**Data section**
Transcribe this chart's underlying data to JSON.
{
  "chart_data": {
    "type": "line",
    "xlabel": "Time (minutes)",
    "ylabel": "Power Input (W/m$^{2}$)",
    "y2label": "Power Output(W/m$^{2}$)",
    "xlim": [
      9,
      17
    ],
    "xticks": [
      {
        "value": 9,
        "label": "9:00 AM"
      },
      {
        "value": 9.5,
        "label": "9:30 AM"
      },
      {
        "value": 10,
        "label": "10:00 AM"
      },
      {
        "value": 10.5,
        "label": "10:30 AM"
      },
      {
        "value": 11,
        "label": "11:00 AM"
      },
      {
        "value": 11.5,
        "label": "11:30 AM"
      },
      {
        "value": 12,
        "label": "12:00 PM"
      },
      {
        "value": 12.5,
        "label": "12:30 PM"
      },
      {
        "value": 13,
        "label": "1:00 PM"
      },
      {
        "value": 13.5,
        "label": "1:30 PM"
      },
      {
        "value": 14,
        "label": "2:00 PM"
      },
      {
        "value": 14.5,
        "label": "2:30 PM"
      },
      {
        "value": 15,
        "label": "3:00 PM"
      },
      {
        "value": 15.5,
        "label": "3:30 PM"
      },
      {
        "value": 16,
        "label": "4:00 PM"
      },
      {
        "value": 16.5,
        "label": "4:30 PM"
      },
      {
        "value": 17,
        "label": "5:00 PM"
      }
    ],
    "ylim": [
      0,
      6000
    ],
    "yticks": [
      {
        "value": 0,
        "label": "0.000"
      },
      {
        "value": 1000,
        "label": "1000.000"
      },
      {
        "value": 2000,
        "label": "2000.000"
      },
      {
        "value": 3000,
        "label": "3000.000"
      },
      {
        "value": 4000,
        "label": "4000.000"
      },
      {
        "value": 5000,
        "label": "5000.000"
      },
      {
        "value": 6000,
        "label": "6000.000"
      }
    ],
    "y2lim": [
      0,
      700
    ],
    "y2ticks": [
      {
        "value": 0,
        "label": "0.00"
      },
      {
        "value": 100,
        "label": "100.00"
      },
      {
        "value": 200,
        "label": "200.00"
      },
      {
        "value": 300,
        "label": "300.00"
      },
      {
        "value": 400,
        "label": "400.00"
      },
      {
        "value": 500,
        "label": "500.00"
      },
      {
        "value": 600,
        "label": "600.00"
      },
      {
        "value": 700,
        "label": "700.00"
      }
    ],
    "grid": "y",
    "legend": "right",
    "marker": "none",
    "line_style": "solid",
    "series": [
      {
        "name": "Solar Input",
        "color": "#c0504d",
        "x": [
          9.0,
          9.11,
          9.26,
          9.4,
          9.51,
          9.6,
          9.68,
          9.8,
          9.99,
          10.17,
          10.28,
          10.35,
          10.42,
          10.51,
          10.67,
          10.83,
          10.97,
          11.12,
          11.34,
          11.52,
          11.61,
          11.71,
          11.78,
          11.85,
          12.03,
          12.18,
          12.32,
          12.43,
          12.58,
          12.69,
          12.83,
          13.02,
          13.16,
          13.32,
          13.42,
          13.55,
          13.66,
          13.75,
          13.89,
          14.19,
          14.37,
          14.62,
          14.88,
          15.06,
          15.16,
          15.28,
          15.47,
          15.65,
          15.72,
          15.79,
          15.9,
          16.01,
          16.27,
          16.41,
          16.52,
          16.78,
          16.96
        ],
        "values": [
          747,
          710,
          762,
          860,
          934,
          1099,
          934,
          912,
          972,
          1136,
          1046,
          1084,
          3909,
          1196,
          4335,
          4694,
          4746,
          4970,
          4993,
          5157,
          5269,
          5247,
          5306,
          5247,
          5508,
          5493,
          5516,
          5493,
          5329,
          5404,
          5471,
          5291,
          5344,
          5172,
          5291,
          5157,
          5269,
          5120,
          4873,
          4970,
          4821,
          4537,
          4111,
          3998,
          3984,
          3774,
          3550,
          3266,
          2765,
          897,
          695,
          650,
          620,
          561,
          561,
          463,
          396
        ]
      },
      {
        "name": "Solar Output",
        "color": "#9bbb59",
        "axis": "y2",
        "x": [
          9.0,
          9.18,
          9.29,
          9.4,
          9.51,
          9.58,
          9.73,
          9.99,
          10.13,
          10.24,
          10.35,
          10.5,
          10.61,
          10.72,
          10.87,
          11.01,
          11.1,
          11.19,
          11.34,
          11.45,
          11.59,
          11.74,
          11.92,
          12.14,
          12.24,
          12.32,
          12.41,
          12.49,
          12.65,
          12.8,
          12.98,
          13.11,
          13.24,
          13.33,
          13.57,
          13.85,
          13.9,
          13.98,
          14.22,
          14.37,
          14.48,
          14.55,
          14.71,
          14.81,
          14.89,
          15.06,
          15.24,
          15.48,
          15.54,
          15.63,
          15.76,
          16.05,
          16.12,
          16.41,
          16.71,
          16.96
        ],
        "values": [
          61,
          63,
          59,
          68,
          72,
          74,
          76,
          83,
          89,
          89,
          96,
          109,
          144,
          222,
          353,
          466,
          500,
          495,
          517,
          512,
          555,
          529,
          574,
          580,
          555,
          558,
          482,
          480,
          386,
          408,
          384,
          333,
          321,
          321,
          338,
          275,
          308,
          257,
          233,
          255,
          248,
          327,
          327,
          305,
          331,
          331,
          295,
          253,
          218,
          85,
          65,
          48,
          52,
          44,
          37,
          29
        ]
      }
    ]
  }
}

**Problem requirements**
Track down all lines above with the string "Power" and copy them.

**Written solution**
    "ylabel": "Power Input (W/m$^{2}$)",
    "y2label": "Power Output(W/m$^{2}$)",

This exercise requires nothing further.